Reproduce all entries precisely as they are written.
= = = = =
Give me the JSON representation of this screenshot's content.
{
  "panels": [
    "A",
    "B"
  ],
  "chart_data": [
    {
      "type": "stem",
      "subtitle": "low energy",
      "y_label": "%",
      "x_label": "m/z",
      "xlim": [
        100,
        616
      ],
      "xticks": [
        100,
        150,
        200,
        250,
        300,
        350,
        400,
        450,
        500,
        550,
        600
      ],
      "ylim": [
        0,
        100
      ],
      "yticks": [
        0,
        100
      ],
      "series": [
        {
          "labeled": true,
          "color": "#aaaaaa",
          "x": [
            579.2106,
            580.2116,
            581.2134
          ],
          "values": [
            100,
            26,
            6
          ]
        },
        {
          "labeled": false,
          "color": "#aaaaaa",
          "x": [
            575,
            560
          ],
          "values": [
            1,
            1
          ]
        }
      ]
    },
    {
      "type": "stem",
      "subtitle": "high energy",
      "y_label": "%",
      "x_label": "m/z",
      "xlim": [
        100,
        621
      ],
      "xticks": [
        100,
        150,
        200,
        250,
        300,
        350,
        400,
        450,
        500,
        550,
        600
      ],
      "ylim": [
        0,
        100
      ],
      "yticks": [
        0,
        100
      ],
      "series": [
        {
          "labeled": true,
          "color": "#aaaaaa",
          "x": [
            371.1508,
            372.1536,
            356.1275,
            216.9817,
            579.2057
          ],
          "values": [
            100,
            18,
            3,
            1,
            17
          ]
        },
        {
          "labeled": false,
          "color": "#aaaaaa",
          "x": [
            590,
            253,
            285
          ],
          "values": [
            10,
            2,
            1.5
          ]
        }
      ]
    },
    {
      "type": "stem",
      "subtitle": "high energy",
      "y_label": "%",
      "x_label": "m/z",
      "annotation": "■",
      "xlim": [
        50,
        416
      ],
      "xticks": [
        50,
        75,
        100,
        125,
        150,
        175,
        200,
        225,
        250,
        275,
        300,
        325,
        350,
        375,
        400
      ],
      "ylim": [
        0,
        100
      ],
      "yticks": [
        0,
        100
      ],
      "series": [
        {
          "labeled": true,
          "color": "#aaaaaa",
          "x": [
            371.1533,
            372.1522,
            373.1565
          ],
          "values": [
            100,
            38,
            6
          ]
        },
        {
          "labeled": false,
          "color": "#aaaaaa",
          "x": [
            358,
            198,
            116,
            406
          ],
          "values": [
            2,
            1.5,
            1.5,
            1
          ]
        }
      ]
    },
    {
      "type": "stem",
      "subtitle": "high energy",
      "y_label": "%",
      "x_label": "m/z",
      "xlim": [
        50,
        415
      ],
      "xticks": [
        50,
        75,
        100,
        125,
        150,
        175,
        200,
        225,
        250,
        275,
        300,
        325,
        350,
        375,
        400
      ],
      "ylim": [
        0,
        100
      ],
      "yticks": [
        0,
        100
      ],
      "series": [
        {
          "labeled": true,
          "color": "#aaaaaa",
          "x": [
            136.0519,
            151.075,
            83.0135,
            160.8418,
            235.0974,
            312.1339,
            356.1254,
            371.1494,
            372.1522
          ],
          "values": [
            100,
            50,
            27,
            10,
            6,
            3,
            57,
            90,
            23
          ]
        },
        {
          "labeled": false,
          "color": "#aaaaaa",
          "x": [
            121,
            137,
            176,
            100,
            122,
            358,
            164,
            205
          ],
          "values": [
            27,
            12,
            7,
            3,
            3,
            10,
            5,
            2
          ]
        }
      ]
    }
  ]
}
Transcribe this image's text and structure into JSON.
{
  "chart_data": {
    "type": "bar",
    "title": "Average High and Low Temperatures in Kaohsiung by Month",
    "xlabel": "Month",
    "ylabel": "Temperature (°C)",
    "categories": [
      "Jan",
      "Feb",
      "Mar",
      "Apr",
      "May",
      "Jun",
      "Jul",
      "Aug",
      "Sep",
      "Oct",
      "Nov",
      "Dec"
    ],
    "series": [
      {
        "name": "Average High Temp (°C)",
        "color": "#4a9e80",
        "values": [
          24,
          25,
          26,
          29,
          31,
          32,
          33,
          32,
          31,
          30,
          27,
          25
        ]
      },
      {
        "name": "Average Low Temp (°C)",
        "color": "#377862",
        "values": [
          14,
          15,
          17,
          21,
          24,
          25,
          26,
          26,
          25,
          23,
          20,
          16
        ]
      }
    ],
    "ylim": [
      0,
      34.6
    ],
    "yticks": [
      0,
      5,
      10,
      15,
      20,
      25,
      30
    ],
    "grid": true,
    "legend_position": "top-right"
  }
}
= = = = =
● Full output:
Give me the JSON representation of this screenshot's content.
{
  "panels": [
    "A",
    "B"
  ],
  "chart_data": [
    {
      "type": "stem",
      "subtitle": "low energy",
      "y_label": "%",
      "x_label": "m/z",
      "xlim": [
        100,
        616
      ],
      "xticks": [
        100,
        150,
        200,
        250,
        300,
        350,
        400,
        450,
        500,
        550,
        600
      ],
      "ylim": [
        0,
        100
      ],
      "yticks": [
        0,
        100
      ],
      "series": [
        {
          "labeled": true,
          "color": "#aaaaaa",
          "x": [
            579.2106,
            580.2116,
            581.2134
          ],
          "values": [
            100,
            26,
            6
          ]
        },
        {
          "labeled": false,
          "color": "#aaaaaa",
          "x": [
            575,
            560
          ],
          "values": [
            1,
            1
          ]
        }
      ]
    },
    {
      "type": "stem",
      "subtitle": "high energy",
      "y_label": "%",
      "x_label": "m/z",
      "xlim": [
        100,
        621
      ],
      "xticks": [
        100,
        150,
        200,
        250,
        300,
        350,
        400,
        450,
        500,
        550,
        600
      ],
      "ylim": [
        0,
        100
      ],
      "yticks": [
        0,
        100
      ],
      "series": [
        {
          "labeled": true,
          "color": "#aaaaaa",
          "x": [
            371.1508,
            372.1536,
            356.1275,
            216.9817,
            579.2057
          ],
          "values": [
            100,
            18,
            3,
            1,
            17
          ]
        },
        {
          "labeled": false,
          "color": "#aaaaaa",
          "x": [
            590,
            253,
            285
          ],
          "values": [
            10,
            2,
            1.5
          ]
        }
      ]
    },
    {
      "type": "stem",
      "subtitle": "high energy",
      "y_label": "%",
      "x_label": "m/z",
      "annotation": "■",
      "xlim": [
        50,
        416
      ],
      "xticks": [
        50,
        75,
        100,
        125,
        150,
        175,
        200,
        225,
        250,
        275,
        300,
        325,
        350,
        375,
        400
      ],
      "ylim": [
        0,
        100
      ],
      "yticks": [
        0,
        100
      ],
      "series": [
        {
          "labeled": true,
          "color": "#aaaaaa",
          "x": [
            371.1533,
            372.1522,
            373.1565
          ],
          "values": [
            100,
            38,
            6
          ]
        },
        {
          "labeled": false,
          "color": "#aaaaaa",
          "x": [
            358,
            198,
            116,
            406
          ],
          "values": [
            2,
            1.5,
            1.5,
            1
          ]
        }
      ]
    },
    {
      "type": "stem",
      "subtitle": "high energy",
      "y_label": "%",
      "x_label": "m/z",
      "xlim": [
        50,
        415
      ],
      "xticks": [
        50,
        75,
        100,
        125,
        150,
        175,
        200,
        225,
        250,
        275,
        300,
        325,
        350,
        375,
        400
      ],
      "ylim": [
        0,
        100
      ],
      "yticks": [
        0,
        100
      ],
      "series": [
        {
          "labeled": true,
          "color": "#aaaaaa",
          "x": [
            136.0519,
            151.075,
            83.0135,
            160.8418,
            235.0974,
            312.1339,
            356.1254,
            371.1494,
            372.1522
          ],
          "values": [
            100,
            50,
            27,
            10,
            6,
            3,
            57,
            90,
            23
          ]
        },
        {
          "labeled": false,
          "color": "#aaaaaa",
          "x": [
            121,
            137,
            176,
            100,
            122,
            358,
            164,
            205
          ],
          "values": [
            27,
            12,
            7,
            3,
            3,
            10,
            5,
            2
          ]
        }
      ]
    }
  ]
}
Transcribe this image's text and structure into JSON.
{
  "chart_data": {
    "type": "bar",
    "title": "Average High and Low Temperatures in Kaohsiung by Month",
    "xlabel": "Month",
    "ylabel": "Temperature (°C)",
    "categories": [
      "Jan",
      "Feb",
      "Mar",
      "Apr",
      "May",
      "Jun",
      "Jul",
      "Aug",
      "Sep",
      "Oct",
      "Nov",
      "Dec"
    ],
    "series": [
      {
        "name": "Average High Temp (°C)",
        "color": "#4a9e80",
        "values": [
          24,
          25,
          26,
          29,
          31,
          32,
          33,
          32,
          31,
          30,
          27,
          25
        ]
      },
      {
        "name": "Average Low Temp (°C)",
        "color": "#377862",
        "values": [
          14,
          15,
          17,
          21,
          24,
          25,
          26,
          26,
          25,
          23,
          20,
          16
        ]
      }
    ],
    "ylim": [
      0,
      34.6
    ],
    "yticks": [
      0,
      5,
      10,
      15,
      20,
      25,
      30
    ],
    "grid": true,
    "legend_position": "top-right"
  }
}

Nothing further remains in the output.